Instruction
Rewrite the listing below, swapping every "screenshot" for "render" and leaving everything else unchanged.

Data listing

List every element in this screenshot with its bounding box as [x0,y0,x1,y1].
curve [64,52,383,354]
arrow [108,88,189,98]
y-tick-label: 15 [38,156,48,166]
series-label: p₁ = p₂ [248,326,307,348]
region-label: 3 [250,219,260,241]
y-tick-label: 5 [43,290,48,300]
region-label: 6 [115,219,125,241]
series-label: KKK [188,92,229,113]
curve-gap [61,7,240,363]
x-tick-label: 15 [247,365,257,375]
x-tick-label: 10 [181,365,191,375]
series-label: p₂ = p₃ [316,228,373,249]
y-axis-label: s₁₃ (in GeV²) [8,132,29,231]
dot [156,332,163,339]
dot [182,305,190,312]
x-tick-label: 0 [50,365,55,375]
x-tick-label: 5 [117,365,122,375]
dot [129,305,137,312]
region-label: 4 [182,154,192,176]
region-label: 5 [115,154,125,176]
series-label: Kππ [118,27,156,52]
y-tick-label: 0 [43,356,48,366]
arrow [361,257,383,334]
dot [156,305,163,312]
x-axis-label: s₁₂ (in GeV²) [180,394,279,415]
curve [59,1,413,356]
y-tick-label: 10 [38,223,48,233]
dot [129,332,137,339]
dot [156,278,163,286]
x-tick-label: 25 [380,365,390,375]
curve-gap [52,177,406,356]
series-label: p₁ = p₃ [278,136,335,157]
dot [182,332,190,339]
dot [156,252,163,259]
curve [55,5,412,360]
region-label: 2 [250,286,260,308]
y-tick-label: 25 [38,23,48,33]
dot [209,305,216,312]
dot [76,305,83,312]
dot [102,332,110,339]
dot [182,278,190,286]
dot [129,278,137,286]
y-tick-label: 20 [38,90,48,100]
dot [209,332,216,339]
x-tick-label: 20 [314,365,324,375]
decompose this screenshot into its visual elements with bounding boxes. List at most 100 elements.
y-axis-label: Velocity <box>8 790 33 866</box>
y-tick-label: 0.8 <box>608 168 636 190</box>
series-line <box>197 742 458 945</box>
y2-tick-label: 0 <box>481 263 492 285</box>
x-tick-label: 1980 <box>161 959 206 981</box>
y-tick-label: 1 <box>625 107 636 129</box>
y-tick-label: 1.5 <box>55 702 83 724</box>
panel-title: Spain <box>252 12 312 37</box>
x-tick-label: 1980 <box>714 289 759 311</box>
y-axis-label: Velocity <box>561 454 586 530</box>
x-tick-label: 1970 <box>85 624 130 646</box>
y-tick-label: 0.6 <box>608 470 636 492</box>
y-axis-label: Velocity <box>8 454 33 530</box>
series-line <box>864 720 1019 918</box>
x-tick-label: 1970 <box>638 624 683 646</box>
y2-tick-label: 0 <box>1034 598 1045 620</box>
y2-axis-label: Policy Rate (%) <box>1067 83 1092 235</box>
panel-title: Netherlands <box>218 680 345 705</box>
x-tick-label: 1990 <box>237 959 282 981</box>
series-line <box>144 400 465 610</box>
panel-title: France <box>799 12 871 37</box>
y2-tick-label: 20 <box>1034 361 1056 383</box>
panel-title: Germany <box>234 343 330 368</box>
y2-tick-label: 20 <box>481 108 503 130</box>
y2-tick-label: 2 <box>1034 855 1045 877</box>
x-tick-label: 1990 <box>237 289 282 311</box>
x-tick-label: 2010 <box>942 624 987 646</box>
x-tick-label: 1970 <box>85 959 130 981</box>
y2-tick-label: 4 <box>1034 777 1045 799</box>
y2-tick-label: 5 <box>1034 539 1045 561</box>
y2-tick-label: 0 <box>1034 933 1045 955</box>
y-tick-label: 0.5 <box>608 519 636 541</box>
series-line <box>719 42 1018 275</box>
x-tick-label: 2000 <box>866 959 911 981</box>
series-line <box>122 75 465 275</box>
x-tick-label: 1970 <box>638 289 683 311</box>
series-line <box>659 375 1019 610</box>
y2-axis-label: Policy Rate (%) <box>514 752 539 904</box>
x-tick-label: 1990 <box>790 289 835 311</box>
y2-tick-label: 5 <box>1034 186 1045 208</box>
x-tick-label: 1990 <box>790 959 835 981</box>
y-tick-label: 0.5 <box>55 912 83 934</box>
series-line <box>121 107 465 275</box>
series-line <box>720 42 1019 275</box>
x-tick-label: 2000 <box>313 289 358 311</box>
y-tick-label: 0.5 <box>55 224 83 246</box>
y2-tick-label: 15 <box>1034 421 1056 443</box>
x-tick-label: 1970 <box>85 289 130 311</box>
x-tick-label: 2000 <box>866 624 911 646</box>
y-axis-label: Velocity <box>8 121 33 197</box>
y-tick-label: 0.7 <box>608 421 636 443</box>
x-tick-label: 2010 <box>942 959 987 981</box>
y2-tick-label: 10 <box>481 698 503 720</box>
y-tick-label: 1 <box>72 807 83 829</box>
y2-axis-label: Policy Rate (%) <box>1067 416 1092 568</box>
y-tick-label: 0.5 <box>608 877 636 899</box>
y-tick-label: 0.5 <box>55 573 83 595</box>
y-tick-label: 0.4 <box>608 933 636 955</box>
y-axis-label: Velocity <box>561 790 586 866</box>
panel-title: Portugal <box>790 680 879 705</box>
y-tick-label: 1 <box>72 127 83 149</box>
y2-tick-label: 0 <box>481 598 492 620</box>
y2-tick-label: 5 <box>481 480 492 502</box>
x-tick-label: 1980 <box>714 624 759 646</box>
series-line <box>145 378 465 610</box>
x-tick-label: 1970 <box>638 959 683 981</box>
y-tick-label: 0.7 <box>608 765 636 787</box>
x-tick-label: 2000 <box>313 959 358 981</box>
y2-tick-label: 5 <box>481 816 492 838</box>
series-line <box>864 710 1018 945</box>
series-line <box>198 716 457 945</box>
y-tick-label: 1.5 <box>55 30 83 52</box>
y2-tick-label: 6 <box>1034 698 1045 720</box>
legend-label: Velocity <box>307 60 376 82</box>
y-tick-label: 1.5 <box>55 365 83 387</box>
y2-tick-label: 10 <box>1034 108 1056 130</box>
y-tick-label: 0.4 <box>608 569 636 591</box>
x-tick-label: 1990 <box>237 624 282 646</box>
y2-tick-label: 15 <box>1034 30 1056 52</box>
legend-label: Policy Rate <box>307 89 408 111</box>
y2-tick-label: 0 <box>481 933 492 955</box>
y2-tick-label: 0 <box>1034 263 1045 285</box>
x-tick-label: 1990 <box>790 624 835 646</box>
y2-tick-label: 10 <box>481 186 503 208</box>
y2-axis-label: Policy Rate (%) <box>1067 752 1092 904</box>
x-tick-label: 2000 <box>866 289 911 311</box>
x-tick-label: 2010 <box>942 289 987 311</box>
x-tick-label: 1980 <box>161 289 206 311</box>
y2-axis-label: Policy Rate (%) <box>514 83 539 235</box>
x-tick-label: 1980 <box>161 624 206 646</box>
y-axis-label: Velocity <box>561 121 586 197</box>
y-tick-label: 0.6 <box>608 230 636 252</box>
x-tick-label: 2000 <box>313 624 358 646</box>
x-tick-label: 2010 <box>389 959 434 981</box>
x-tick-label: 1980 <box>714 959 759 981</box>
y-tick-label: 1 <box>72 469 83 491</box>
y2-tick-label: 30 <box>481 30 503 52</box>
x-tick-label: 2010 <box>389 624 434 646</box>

The output
List every element in this render with its bounding box as [x0,y0,x1,y1].
curve [64,52,383,354]
arrow [108,88,189,98]
y-tick-label: 15 [38,156,48,166]
series-label: p₁ = p₂ [248,326,307,348]
region-label: 3 [250,219,260,241]
y-tick-label: 5 [43,290,48,300]
region-label: 6 [115,219,125,241]
series-label: KKK [188,92,229,113]
curve-gap [61,7,240,363]
x-tick-label: 15 [247,365,257,375]
x-tick-label: 10 [181,365,191,375]
series-label: p₂ = p₃ [316,228,373,249]
y-axis-label: s₁₃ (in GeV²) [8,132,29,231]
dot [156,332,163,339]
dot [182,305,190,312]
x-tick-label: 0 [50,365,55,375]
x-tick-label: 5 [117,365,122,375]
dot [129,305,137,312]
region-label: 4 [182,154,192,176]
region-label: 5 [115,154,125,176]
series-label: Kππ [118,27,156,52]
y-tick-label: 0 [43,356,48,366]
arrow [361,257,383,334]
dot [156,305,163,312]
x-axis-label: s₁₂ (in GeV²) [180,394,279,415]
curve [59,1,413,356]
y-tick-label: 10 [38,223,48,233]
dot [129,332,137,339]
dot [156,278,163,286]
x-tick-label: 25 [380,365,390,375]
curve-gap [52,177,406,356]
series-label: p₁ = p₃ [278,136,335,157]
dot [182,332,190,339]
dot [156,252,163,259]
curve [55,5,412,360]
region-label: 2 [250,286,260,308]
y-tick-label: 25 [38,23,48,33]
dot [209,305,216,312]
dot [76,305,83,312]
dot [102,332,110,339]
dot [182,278,190,286]
dot [129,278,137,286]
y-tick-label: 20 [38,90,48,100]
dot [209,332,216,339]
x-tick-label: 20 [314,365,324,375]
decompose this render into its visual elements with bounding boxes. List at most 100 elements.
y-axis-label: Velocity <box>8 790 33 866</box>
y-tick-label: 0.8 <box>608 168 636 190</box>
series-line <box>197 742 458 945</box>
y2-tick-label: 0 <box>481 263 492 285</box>
x-tick-label: 1980 <box>161 959 206 981</box>
y-tick-label: 1 <box>625 107 636 129</box>
y-tick-label: 1.5 <box>55 702 83 724</box>
panel-title: Spain <box>252 12 312 37</box>
x-tick-label: 1980 <box>714 289 759 311</box>
y-axis-label: Velocity <box>561 454 586 530</box>
x-tick-label: 1970 <box>85 624 130 646</box>
y-tick-label: 0.6 <box>608 470 636 492</box>
y-axis-label: Velocity <box>8 454 33 530</box>
series-line <box>864 720 1019 918</box>
x-tick-label: 1970 <box>638 624 683 646</box>
y2-tick-label: 0 <box>1034 598 1045 620</box>
y2-axis-label: Policy Rate (%) <box>1067 83 1092 235</box>
panel-title: Netherlands <box>218 680 345 705</box>
x-tick-label: 1990 <box>237 959 282 981</box>
series-line <box>144 400 465 610</box>
panel-title: France <box>799 12 871 37</box>
y2-tick-label: 20 <box>1034 361 1056 383</box>
panel-title: Germany <box>234 343 330 368</box>
y2-tick-label: 20 <box>481 108 503 130</box>
y2-tick-label: 2 <box>1034 855 1045 877</box>
x-tick-label: 1990 <box>237 289 282 311</box>
x-tick-label: 2010 <box>942 624 987 646</box>
x-tick-label: 1970 <box>85 959 130 981</box>
y2-tick-label: 4 <box>1034 777 1045 799</box>
y2-tick-label: 5 <box>1034 539 1045 561</box>
y2-tick-label: 0 <box>1034 933 1045 955</box>
y-tick-label: 0.5 <box>608 519 636 541</box>
series-line <box>719 42 1018 275</box>
x-tick-label: 2000 <box>866 959 911 981</box>
series-line <box>122 75 465 275</box>
x-tick-label: 1970 <box>638 289 683 311</box>
series-line <box>659 375 1019 610</box>
y2-axis-label: Policy Rate (%) <box>514 752 539 904</box>
x-tick-label: 1990 <box>790 289 835 311</box>
y2-tick-label: 5 <box>1034 186 1045 208</box>
x-tick-label: 1990 <box>790 959 835 981</box>
y-tick-label: 0.5 <box>55 912 83 934</box>
series-line <box>121 107 465 275</box>
series-line <box>720 42 1019 275</box>
x-tick-label: 2000 <box>313 289 358 311</box>
y-tick-label: 0.5 <box>55 224 83 246</box>
y2-tick-label: 15 <box>1034 421 1056 443</box>
x-tick-label: 1970 <box>85 289 130 311</box>
x-tick-label: 2000 <box>866 624 911 646</box>
y-axis-label: Velocity <box>8 121 33 197</box>
y-tick-label: 0.7 <box>608 421 636 443</box>
x-tick-label: 2010 <box>942 959 987 981</box>
y2-tick-label: 10 <box>481 698 503 720</box>
y-tick-label: 1 <box>72 807 83 829</box>
y2-axis-label: Policy Rate (%) <box>1067 416 1092 568</box>
y-tick-label: 0.5 <box>608 877 636 899</box>
y-tick-label: 0.5 <box>55 573 83 595</box>
y-tick-label: 0.4 <box>608 933 636 955</box>
y-axis-label: Velocity <box>561 790 586 866</box>
panel-title: Portugal <box>790 680 879 705</box>
y-tick-label: 1 <box>72 127 83 149</box>
y2-tick-label: 0 <box>481 598 492 620</box>
y2-tick-label: 5 <box>481 480 492 502</box>
x-tick-label: 1980 <box>714 624 759 646</box>
series-line <box>145 378 465 610</box>
x-tick-label: 1970 <box>638 959 683 981</box>
y-tick-label: 0.7 <box>608 765 636 787</box>
x-tick-label: 2000 <box>313 959 358 981</box>
y2-tick-label: 5 <box>481 816 492 838</box>
series-line <box>864 710 1018 945</box>
series-line <box>198 716 457 945</box>
y-tick-label: 1.5 <box>55 30 83 52</box>
y2-tick-label: 6 <box>1034 698 1045 720</box>
legend-label: Velocity <box>307 60 376 82</box>
y-tick-label: 1.5 <box>55 365 83 387</box>
y2-tick-label: 10 <box>1034 108 1056 130</box>
y-tick-label: 0.4 <box>608 569 636 591</box>
x-tick-label: 1990 <box>237 624 282 646</box>
y2-tick-label: 15 <box>1034 30 1056 52</box>
legend-label: Policy Rate <box>307 89 408 111</box>
y2-tick-label: 0 <box>481 933 492 955</box>
y2-tick-label: 0 <box>1034 263 1045 285</box>
x-tick-label: 1990 <box>790 624 835 646</box>
y2-tick-label: 10 <box>481 186 503 208</box>
y2-axis-label: Policy Rate (%) <box>1067 752 1092 904</box>
x-tick-label: 2000 <box>866 289 911 311</box>
x-tick-label: 2010 <box>942 289 987 311</box>
x-tick-label: 1980 <box>161 289 206 311</box>
y2-axis-label: Policy Rate (%) <box>514 83 539 235</box>
x-tick-label: 1980 <box>161 624 206 646</box>
y-axis-label: Velocity <box>561 121 586 197</box>
y-tick-label: 0.6 <box>608 230 636 252</box>
x-tick-label: 2000 <box>313 624 358 646</box>
x-tick-label: 2010 <box>389 959 434 981</box>
x-tick-label: 1980 <box>714 959 759 981</box>
y-tick-label: 1 <box>72 469 83 491</box>
y2-tick-label: 30 <box>481 30 503 52</box>
x-tick-label: 2010 <box>389 624 434 646</box>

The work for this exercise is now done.